* _Task prompt_
Tally each line where the word "with" occurs, then give only the total.

━━━ Exercise material

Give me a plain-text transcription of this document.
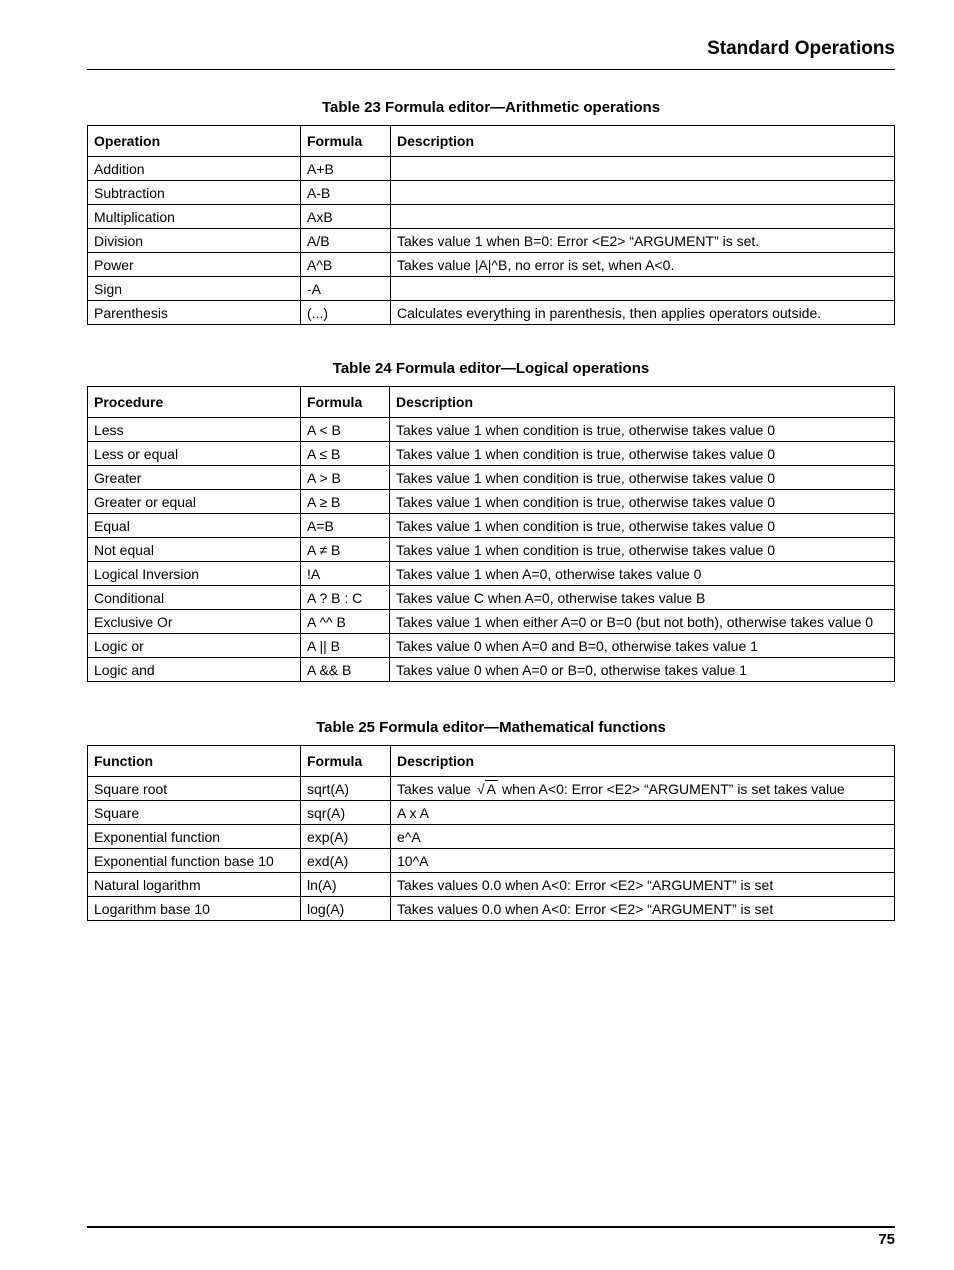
Standard Operations
Table 23 Formula editor—Arithmetic operations
Operation	Formula	Description
Addition	A+B	
Subtraction	A-B	
Multiplication	AxB	
Division	A/B	Takes value 1 when B=0: Error <E2> “ARGUMENT” is set.
Power	A^B	Takes value |A|^B, no error is set, when A<0.
Sign	-A	
Parenthesis	(...)	Calculates everything in parenthesis, then applies operators outside.
Table 24 Formula editor—Logical operations
Procedure	Formula	Description
Less	A < B	Takes value 1 when condition is true, otherwise takes value 0
Less or equal	A ≤ B	Takes value 1 when condition is true, otherwise takes value 0
Greater	A > B	Takes value 1 when condition is true, otherwise takes value 0
Greater or equal	A ≥ B	Takes value 1 when condition is true, otherwise takes value 0
Equal	A=B	Takes value 1 when condition is true, otherwise takes value 0
Not equal	A ≠ B	Takes value 1 when condition is true, otherwise takes value 0
Logical Inversion	!A	Takes value 1 when A=0, otherwise takes value 0
Conditional	A ? B : C	Takes value C when A=0, otherwise takes value B
Exclusive Or	A ^^ B	Takes value 1 when either A=0 or B=0 (but not both), otherwise takes value 0
Logic or	A || B	Takes value 0 when A=0 and B=0, otherwise takes value 1
Logic and	A && B	Takes value 0 when A=0 or B=0, otherwise takes value 1
Table 25 Formula editor—Mathematical functions
Function	Formula	Description
Square root	sqrt(A)	Takes value √ A when A<0: Error <E2> “ARGUMENT” is set takes value
Square	sqr(A)	A x A
Exponential function	exp(A)	e^A
Exponential function base 10	exd(A)	10^A
Natural logarithm	ln(A)	Takes values 0.0 when A<0: Error <E2> “ARGUMENT” is set
Logarithm base 10	log(A)	Takes values 0.0 when A<0: Error <E2> “ARGUMENT” is set
75
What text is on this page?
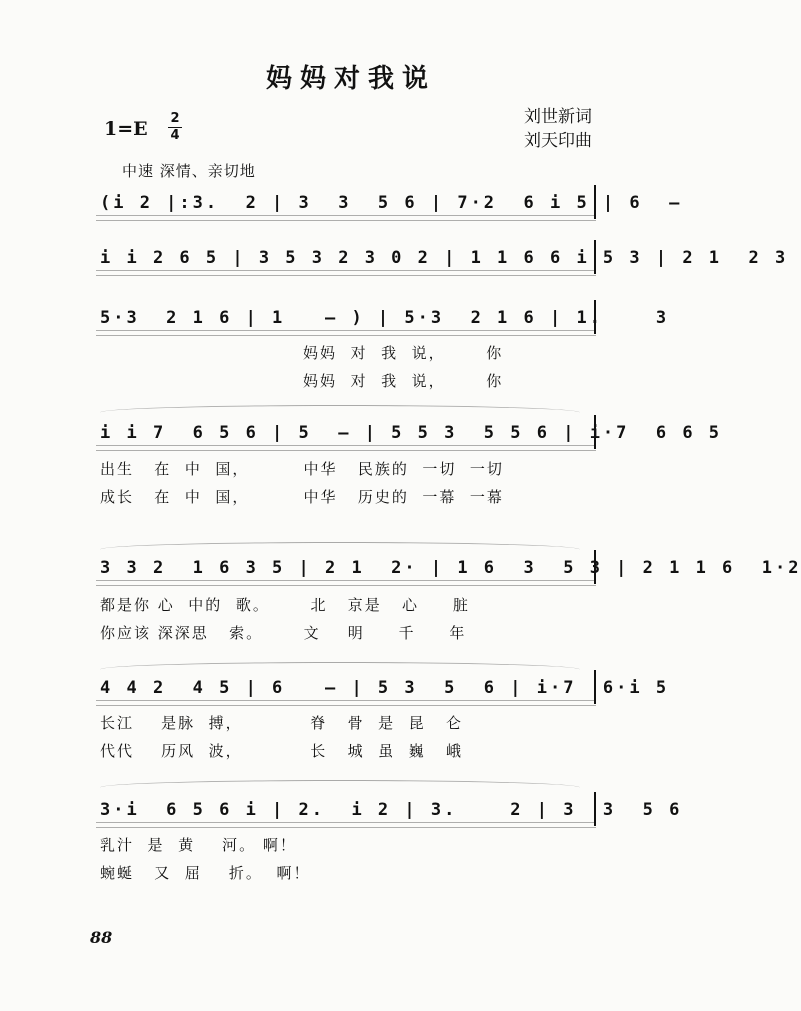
妈妈对我说
1=E 2
4
刘世新词
刘天印曲
中速 深情、亲切地
(i 2 |:3.  2 | 3  3  5 6 | 7·2  6 i 5 | 6  —
i i 2 6 5 | 3 5 3 2 3 0 2 | 1 1 6 6 i 5 3 | 2 1  2 3
5·3  2 1 6 | 1   — ) | 5·3  2 1 6 | 1.    3
妈妈  对  我  说，      你
妈妈  对  我  说，      你
i i 7  6 5 6 | 5  — | 5 5 3  5 5 6 | i·7  6 6 5
出生   在  中  国，        中华   民族的  一切  一切
成长   在  中  国，        中华   历史的  一幕  一幕
3 3 2  1 6 3 5 | 2 1  2· | 1 6  3  5 3 | 2 1 1 6  1·2
都是你 心  中的  歌。      北   京是   心     脏
你应该 深深思   索。      文    明     千     年
4 4 2  4 5 | 6   — | 5 3  5  6 | i·7  6·i 5
长江    是脉  搏，          脊   骨  是  昆   仑
代代    历风  波，          长   城  虽  巍   峨
3·i  6 5 6 i | 2.  i 2 | 3.    2 | 3  3  5 6
乳汁  是  黄    河。 啊！
蜿蜒   又  屈    折。  啊！
88
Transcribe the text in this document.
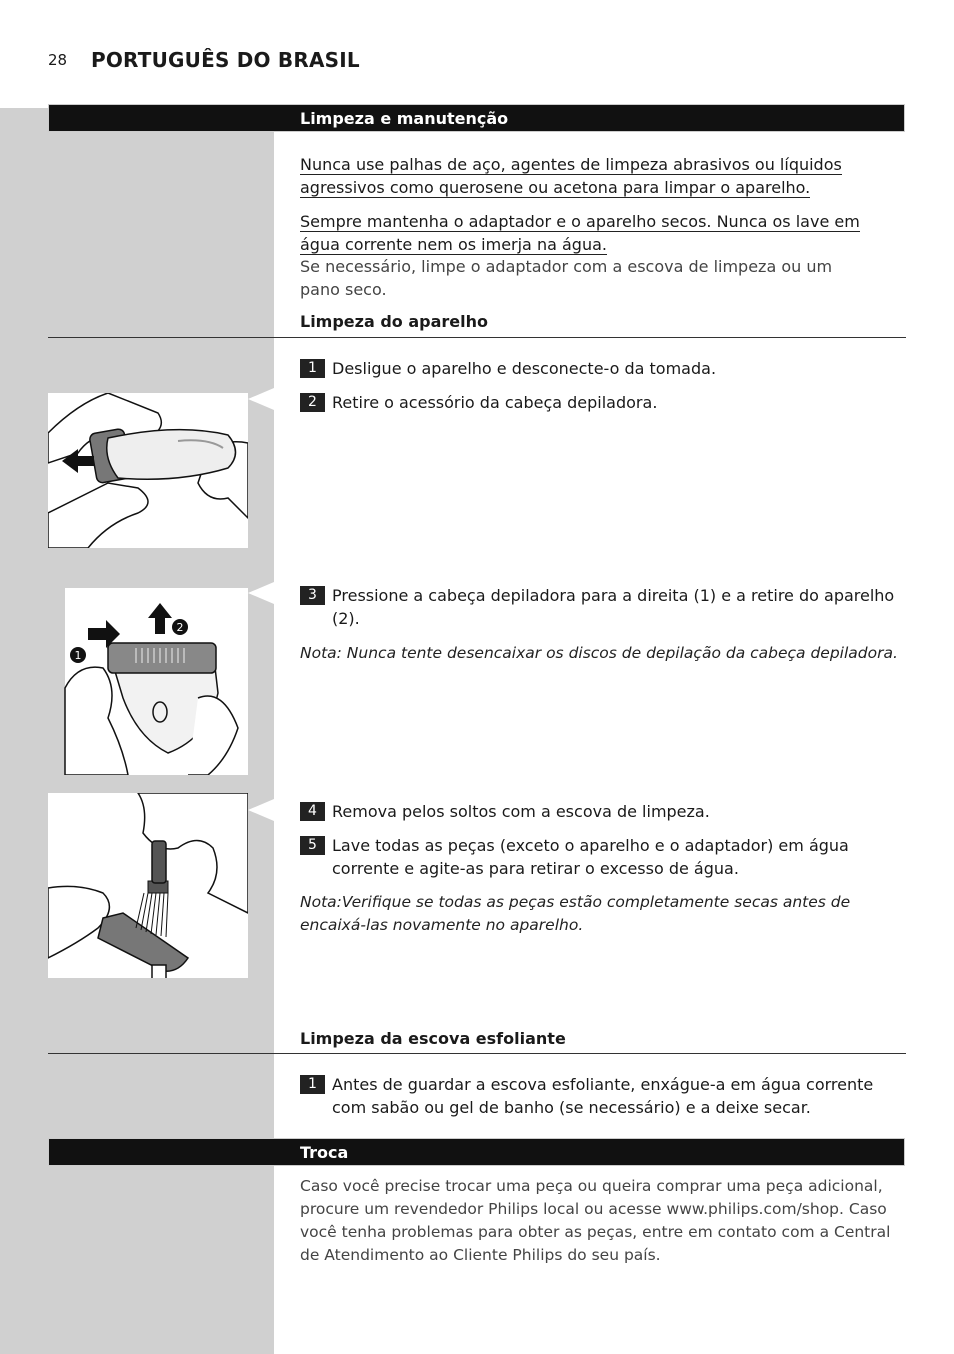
28 PORTUGUÊS DO BRASIL
Limpeza e manutenção
Nunca use palhas de aço, agentes de limpeza abrasivos ou líquidos agressivos como querosene ou acetona para limpar o aparelho.
Sempre mantenha o adaptador e o aparelho secos. Nunca os lave em água corrente nem os imerja na água.
Se necessário, limpe o adaptador com a escova de limpeza ou um pano seco.
Limpeza do aparelho
1 Desligue o aparelho e desconecte-o da tomada.
2 Retire o acessório da cabeça depiladora.
3 Pressione a cabeça depiladora para a direita (1) e a retire do aparelho (2).
Nota: Nunca tente desencaixar os discos de depilação da cabeça depiladora.
1
2
4 Remova pelos soltos com a escova de limpeza.
5 Lave todas as peças (exceto o aparelho e o adaptador) em água corrente e agite-as para retirar o excesso de água.
Nota:Verifique se todas as peças estão completamente secas antes de encaixá-las novamente no aparelho.
Limpeza da escova esfoliante
1 Antes de guardar a escova esfoliante, enxágue-a em água corrente com sabão ou gel de banho (se necessário) e a deixe secar.
Troca
Caso você precise trocar uma peça ou queira comprar uma peça adicional, procure um revendedor Philips local ou acesse www.philips.com/shop. Caso você tenha problemas para obter as peças, entre em contato com a Central de Atendimento ao Cliente Philips do seu país.
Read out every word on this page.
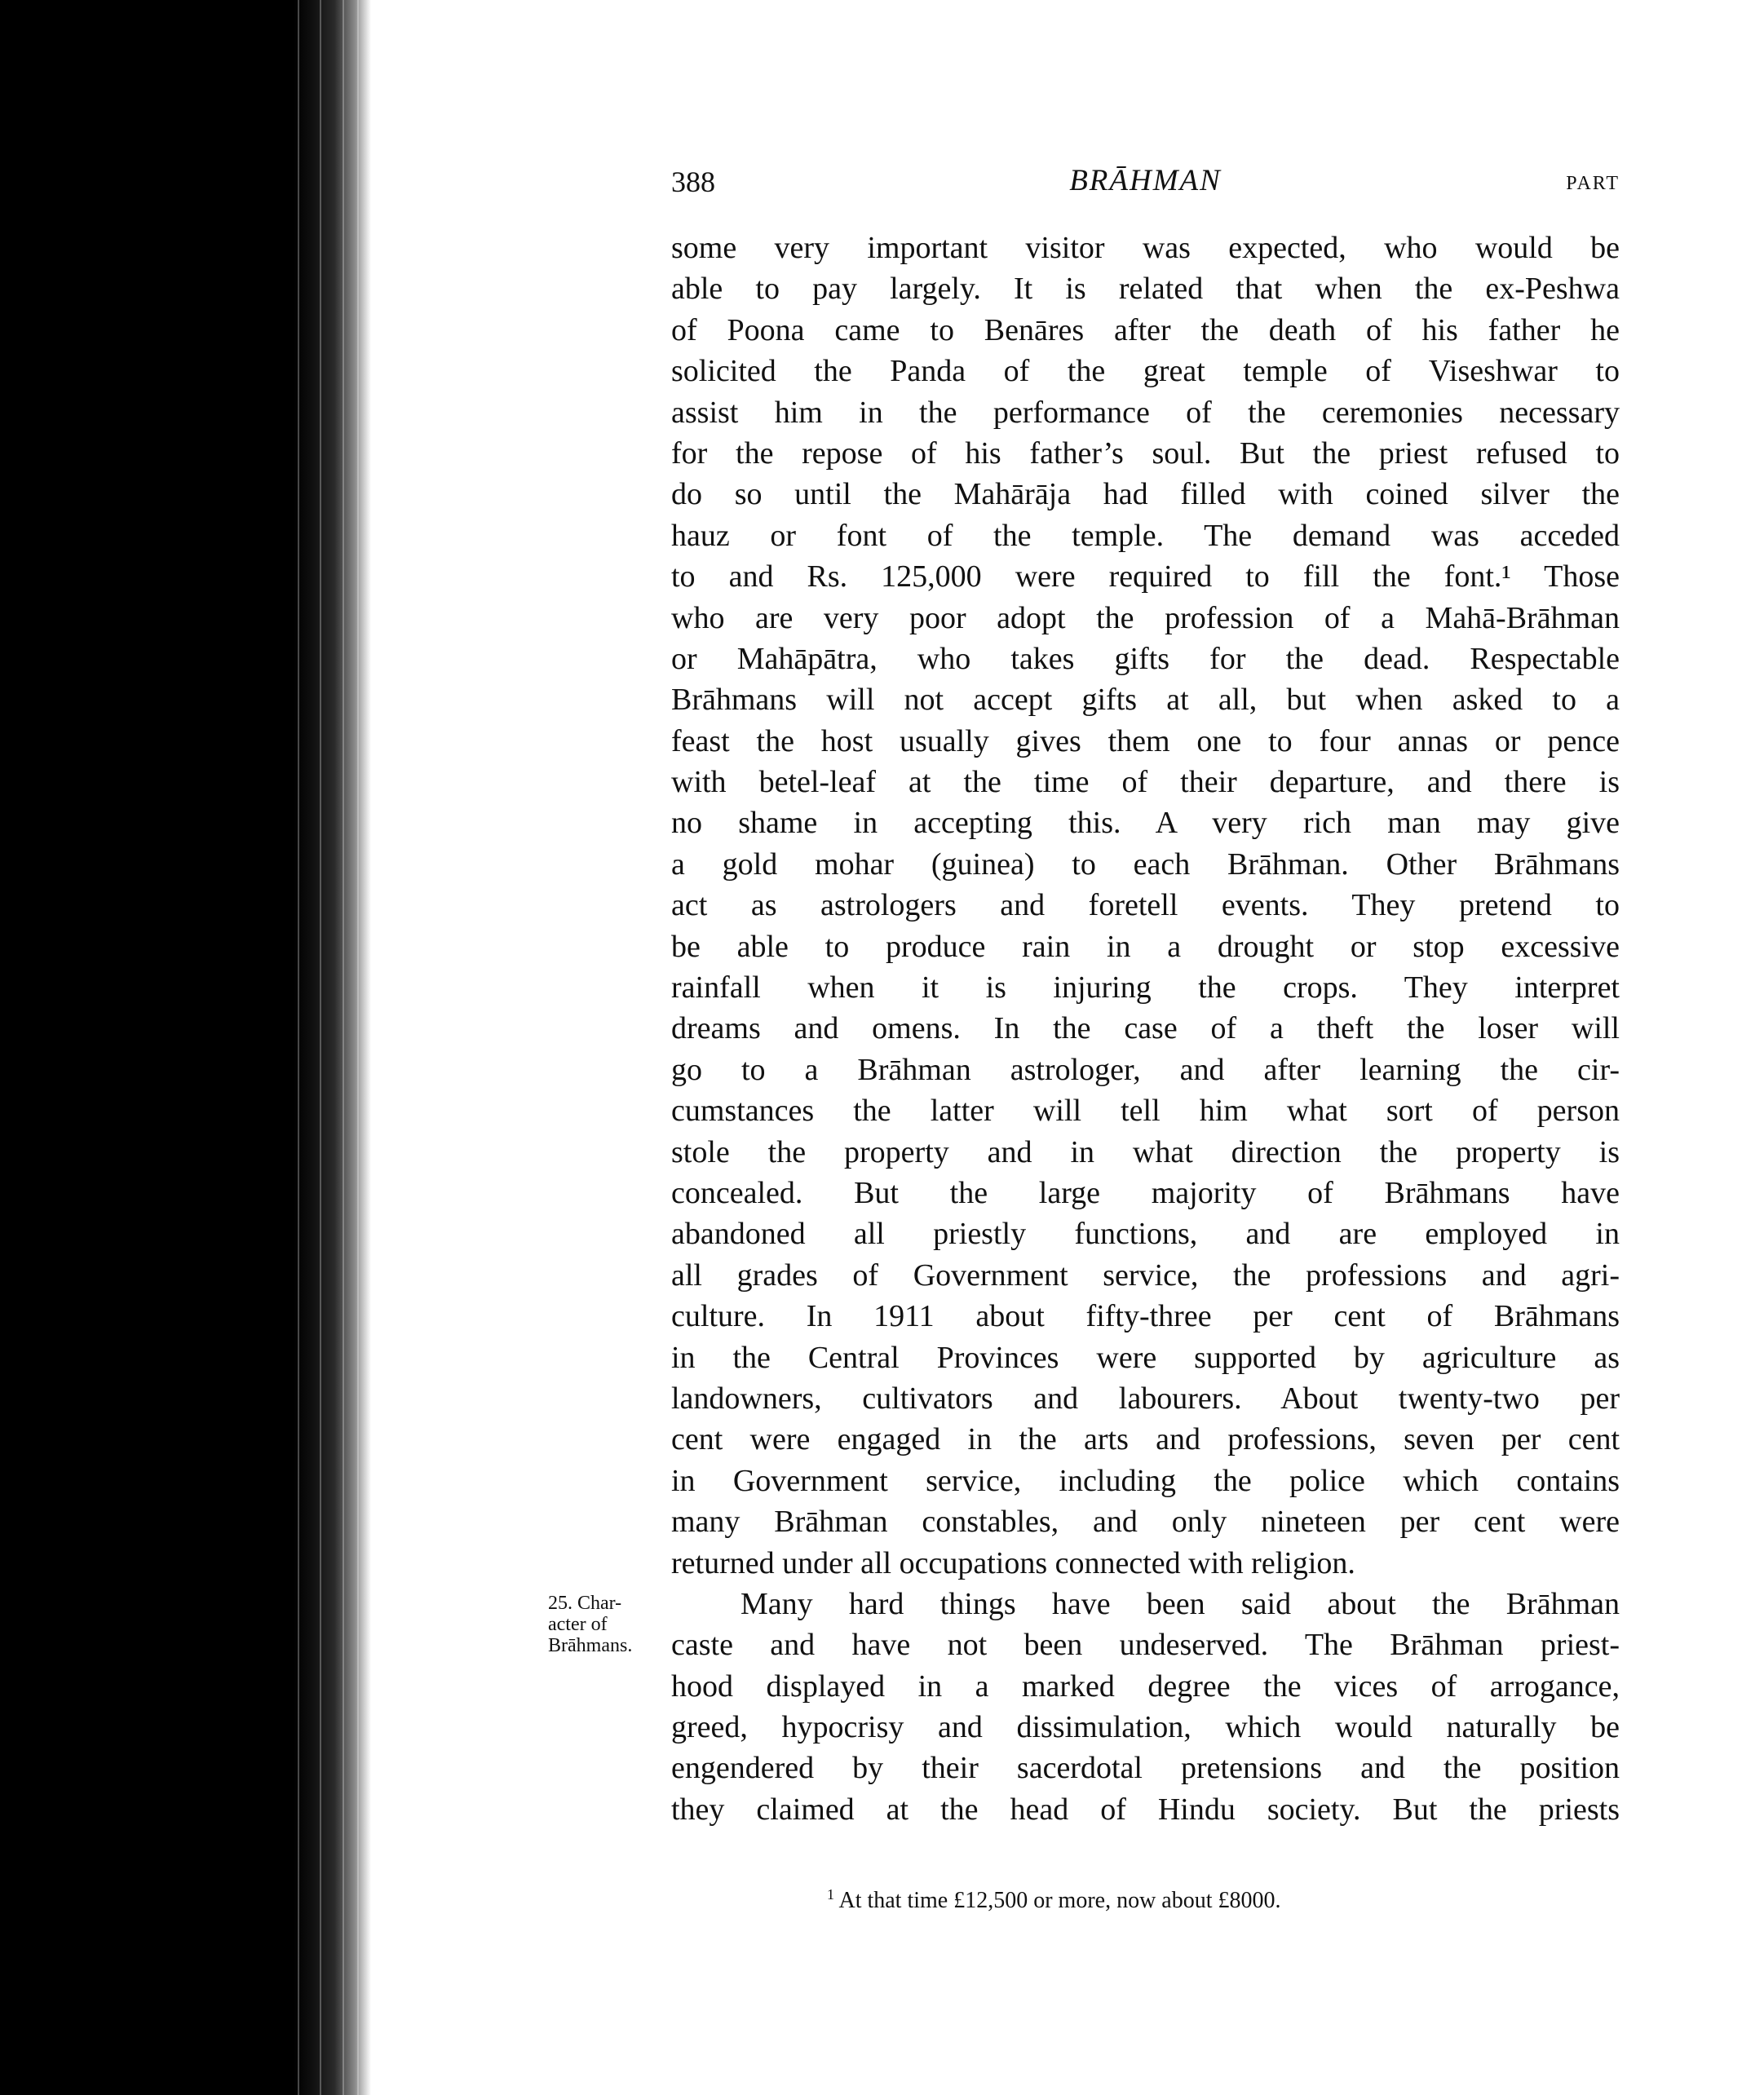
388	BRĀHMAN	PART
25. Char-
acter of
Brāhmans.
some very important visitor was expected, who would be
able to pay largely. It is related that when the ex-Peshwa
of Poona came to Benāres after the death of his father he
solicited the Panda of the great temple of Viseshwar to
assist him in the performance of the ceremonies necessary
for the repose of his father’s soul. But the priest refused to
do so until the Mahārāja had filled with coined silver the
hauz or font of the temple. The demand was acceded
to and Rs. 125,000 were required to fill the font.¹ Those
who are very poor adopt the profession of a Mahā-Brāhman
or Mahāpātra, who takes gifts for the dead. Respectable
Brāhmans will not accept gifts at all, but when asked to a
feast the host usually gives them one to four annas or pence
with betel-leaf at the time of their departure, and there is
no shame in accepting this. A very rich man may give
a gold mohar (guinea) to each Brāhman. Other Brāhmans
act as astrologers and foretell events. They pretend to
be able to produce rain in a drought or stop excessive
rainfall when it is injuring the crops. They interpret
dreams and omens. In the case of a theft the loser will
go to a Brāhman astrologer, and after learning the cir-
cumstances the latter will tell him what sort of person
stole the property and in what direction the property is
concealed. But the large majority of Brāhmans have
abandoned all priestly functions, and are employed in
all grades of Government service, the professions and agri-
culture. In 1911 about fifty-three per cent of Brāhmans
in the Central Provinces were supported by agriculture as
landowners, cultivators and labourers. About twenty-two per
cent were engaged in the arts and professions, seven per cent
in Government service, including the police which contains
many Brāhman constables, and only nineteen per cent were
returned under all occupations connected with religion.
Many hard things have been said about the Brāhman
caste and have not been undeserved. The Brāhman priest-
hood displayed in a marked degree the vices of arrogance,
greed, hypocrisy and dissimulation, which would naturally be
engendered by their sacerdotal pretensions and the position
they claimed at the head of Hindu society. But the priests
$^1$ At that time £12,500 or more, now about £8000.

━━━━━━

* _Worked answer_
3